WHAT IS ASKED:
Copy the listing verbatim, excluding any images found in it.

#### MATERIALS PROVIDED

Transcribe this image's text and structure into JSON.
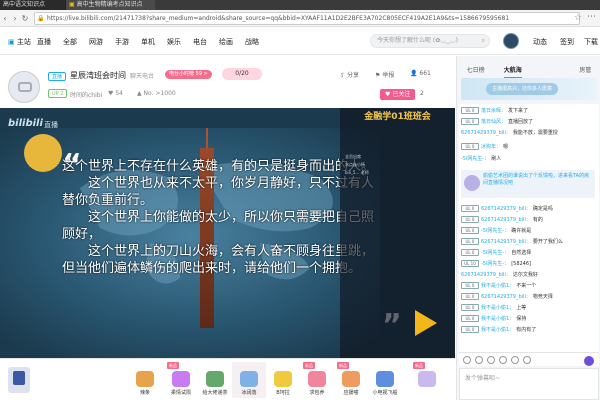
{
  "browser": {
    "tab1": "高中语文知识点",
    "tab2": "高中生物精编考点知识点",
    "url": "https://live.bilibili.com/21471738?share_medium=android&share_source=qq&bbid=XYAAF11A1D2E2BFE3A702C805ECF419A2E1A9&ts=1586679595681"
  },
  "topnav": {
    "items": [
      "主站",
      "直播",
      "全部",
      "网游",
      "手游",
      "单机",
      "娱乐",
      "电台",
      "绘画",
      "战略"
    ],
    "search_placeholder": "今天你想了解什么呢 (✿◡‿◡)",
    "right_items": [
      "动态",
      "签到",
      "下载"
    ]
  },
  "room": {
    "live_badge": "直播",
    "title": "星辰湾班会时间",
    "announce": "聊天电台",
    "pill_red": "电台小时榜 59 >",
    "pill_pink": "0/20",
    "icons": [
      "分享",
      "举报",
      "661"
    ],
    "up_badge": "UP 2",
    "host": "时间的chibi",
    "fans": "54",
    "rank": "No. >1000",
    "follow": "已关注",
    "follow_count": "2"
  },
  "video": {
    "watermark": "bilibili",
    "watermark_sub": "直播",
    "text": "这个世界上不存在什么英雄，有的只是挺身而出的人。\n　　这个世界也从来不太平，你岁月静好，只不过有人替你负重前行。\n　　这个世界上你能做的太少，所以你只需要把自己照顾好，\n　　这个世界上的刀山火海，会有人奋不顾身往里跳，但当他们遍体鳞伤的爬出来时，请给他们一个拥抱。",
    "overlay_title": "金融学01班班会",
    "overlay_lines": [
      "",
      "",
      "",
      "全员出席",
      "冰点@小杨",
      "bili_5… 老师",
      "",
      "",
      "",
      "",
      "",
      "",
      "",
      "",
      "",
      "",
      "",
      "",
      "",
      "",
      "",
      "",
      "",
      ""
    ]
  },
  "gifts": [
    {
      "name": "辣条",
      "tag": "",
      "color": "#e7a24c"
    },
    {
      "name": "柔情试陨",
      "tag": "新品",
      "color": "#c97cf2"
    },
    {
      "name": "给大佬递茶",
      "tag": "",
      "color": "#65a86b"
    },
    {
      "name": "冰阔落",
      "tag": "",
      "color": "#7fb0e6"
    },
    {
      "name": "B坷拉",
      "tag": "",
      "color": "#f1c93d"
    },
    {
      "name": "求包养",
      "tag": "新品",
      "color": "#f2859e"
    },
    {
      "name": "应援喵",
      "tag": "新品",
      "color": "#ef9a5f"
    },
    {
      "name": "小电视飞船",
      "tag": "",
      "color": "#5d8ee0"
    },
    {
      "name": "",
      "tag": "新品",
      "color": "#c8b9ee"
    }
  ],
  "chat": {
    "tabs": [
      "七日榜",
      "大航海",
      "",
      "",
      "房管"
    ],
    "banner": "主播很高兴，还你多人愿意",
    "messages": [
      {
        "lvl": "UL 0",
        "user": "落日余晖：",
        "text": "发下来了"
      },
      {
        "lvl": "UL 0",
        "user": "落日仙风：",
        "text": "直播回放了"
      },
      {
        "lvl": "",
        "user": "626714293​79_bili：",
        "text": "我能不放，需要重授"
      },
      {
        "lvl": "UL 0",
        "user": "冰狗年：",
        "text": "嗯"
      },
      {
        "lvl": "",
        "user": "-5l网先生-：",
        "text": "刷人"
      },
      {
        "lvl": "UL 0",
        "user": "626714293​79_bili：",
        "text": "确定是吗"
      },
      {
        "lvl": "UL 0",
        "user": "626714293​79_bili：",
        "text": "有的"
      },
      {
        "lvl": "UL 0",
        "user": "-5l网先生-：",
        "text": "确许就是"
      },
      {
        "lvl": "UL 0",
        "user": "626714293​79_bili：",
        "text": "要开了我们么"
      },
      {
        "lvl": "UL 0",
        "user": "-5l网先生-：",
        "text": "自然选择"
      },
      {
        "lvl": "UL 10",
        "user": "-5l网先生-：",
        "text": "[58246]"
      },
      {
        "lvl": "",
        "user": "626714293​79_bili：",
        "text": "达尔文我好"
      },
      {
        "lvl": "UL 0",
        "user": "我不是小偷1：",
        "text": "不来一个"
      },
      {
        "lvl": "UL 0",
        "user": "626714293​79_bili：",
        "text": "物竞天择"
      },
      {
        "lvl": "UL 0",
        "user": "我不是小偷1：",
        "text": "上等"
      },
      {
        "lvl": "UL 0",
        "user": "我不是小偷1：",
        "text": "保持"
      },
      {
        "lvl": "UL 0",
        "user": "我不是小偷1：",
        "text": "有内有了"
      }
    ],
    "sysbox": "偷偷艺术团的谁说出了个反馈啦，进来看TA的房间直播情况吧",
    "input_placeholder": "发个弹幕呗~"
  }
}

########

RESPONSE TO THE TASK:
Transcribe this image's text and structure into JSON.
{
  "browser": {
    "tab1": "高中语文知识点",
    "tab2": "高中生物精编考点知识点",
    "url": "https://live.bilibili.com/21471738?share_medium=android&share_source=qq&bbid=XYAAF11A1D2E2BFE3A702C805ECF419A2E1A9&ts=1586679595681"
  },
  "topnav": {
    "items": [
      "主站",
      "直播",
      "全部",
      "网游",
      "手游",
      "单机",
      "娱乐",
      "电台",
      "绘画",
      "战略"
    ],
    "search_placeholder": "今天你想了解什么呢 (✿◡‿◡)",
    "right_items": [
      "动态",
      "签到",
      "下载"
    ]
  },
  "room": {
    "live_badge": "直播",
    "title": "星辰湾班会时间",
    "announce": "聊天电台",
    "pill_red": "电台小时榜 59 >",
    "pill_pink": "0/20",
    "icons": [
      "分享",
      "举报",
      "661"
    ],
    "up_badge": "UP 2",
    "host": "时间的chibi",
    "fans": "54",
    "rank": "No. >1000",
    "follow": "已关注",
    "follow_count": "2"
  },
  "video": {
    "watermark": "bilibili",
    "watermark_sub": "直播",
    "text": "这个世界上不存在什么英雄，有的只是挺身而出的人。\n　　这个世界也从来不太平，你岁月静好，只不过有人替你负重前行。\n　　这个世界上你能做的太少，所以你只需要把自己照顾好，\n　　这个世界上的刀山火海，会有人奋不顾身往里跳，但当他们遍体鳞伤的爬出来时，请给他们一个拥抱。",
    "overlay_title": "金融学01班班会",
    "overlay_lines": [
      "",
      "",
      "",
      "全员出席",
      "冰点@小杨",
      "bili_5… 老师",
      "",
      "",
      "",
      "",
      "",
      "",
      "",
      "",
      "",
      "",
      "",
      "",
      "",
      "",
      "",
      "",
      "",
      ""
    ]
  },
  "gifts": [
    {
      "name": "辣条",
      "tag": "",
      "color": "#e7a24c"
    },
    {
      "name": "柔情试陨",
      "tag": "新品",
      "color": "#c97cf2"
    },
    {
      "name": "给大佬递茶",
      "tag": "",
      "color": "#65a86b"
    },
    {
      "name": "冰阔落",
      "tag": "",
      "color": "#7fb0e6"
    },
    {
      "name": "B坷拉",
      "tag": "",
      "color": "#f1c93d"
    },
    {
      "name": "求包养",
      "tag": "新品",
      "color": "#f2859e"
    },
    {
      "name": "应援喵",
      "tag": "新品",
      "color": "#ef9a5f"
    },
    {
      "name": "小电视飞船",
      "tag": "",
      "color": "#5d8ee0"
    },
    {
      "name": "",
      "tag": "新品",
      "color": "#c8b9ee"
    }
  ],
  "chat": {
    "tabs": [
      "七日榜",
      "大航海",
      "",
      "",
      "房管"
    ],
    "banner": "主播很高兴，还你多人愿意",
    "messages": [
      {
        "lvl": "UL 0",
        "user": "落日余晖：",
        "text": "发下来了"
      },
      {
        "lvl": "UL 0",
        "user": "落日仙风：",
        "text": "直播回放了"
      },
      {
        "lvl": "",
        "user": "626714293​79_bili：",
        "text": "我能不放，需要重授"
      },
      {
        "lvl": "UL 0",
        "user": "冰狗年：",
        "text": "嗯"
      },
      {
        "lvl": "",
        "user": "-5l网先生-：",
        "text": "刷人"
      },
      {
        "lvl": "UL 0",
        "user": "626714293​79_bili：",
        "text": "确定是吗"
      },
      {
        "lvl": "UL 0",
        "user": "626714293​79_bili：",
        "text": "有的"
      },
      {
        "lvl": "UL 0",
        "user": "-5l网先生-：",
        "text": "确许就是"
      },
      {
        "lvl": "UL 0",
        "user": "626714293​79_bili：",
        "text": "要开了我们么"
      },
      {
        "lvl": "UL 0",
        "user": "-5l网先生-：",
        "text": "自然选择"
      },
      {
        "lvl": "UL 10",
        "user": "-5l网先生-：",
        "text": "[58246]"
      },
      {
        "lvl": "",
        "user": "626714293​79_bili：",
        "text": "达尔文我好"
      },
      {
        "lvl": "UL 0",
        "user": "我不是小偷1：",
        "text": "不来一个"
      },
      {
        "lvl": "UL 0",
        "user": "626714293​79_bili：",
        "text": "物竞天择"
      },
      {
        "lvl": "UL 0",
        "user": "我不是小偷1：",
        "text": "上等"
      },
      {
        "lvl": "UL 0",
        "user": "我不是小偷1：",
        "text": "保持"
      },
      {
        "lvl": "UL 0",
        "user": "我不是小偷1：",
        "text": "有内有了"
      }
    ],
    "sysbox": "偷偷艺术团的谁说出了个反馈啦，进来看TA的房间直播情况吧",
    "input_placeholder": "发个弹幕呗~"
  }
}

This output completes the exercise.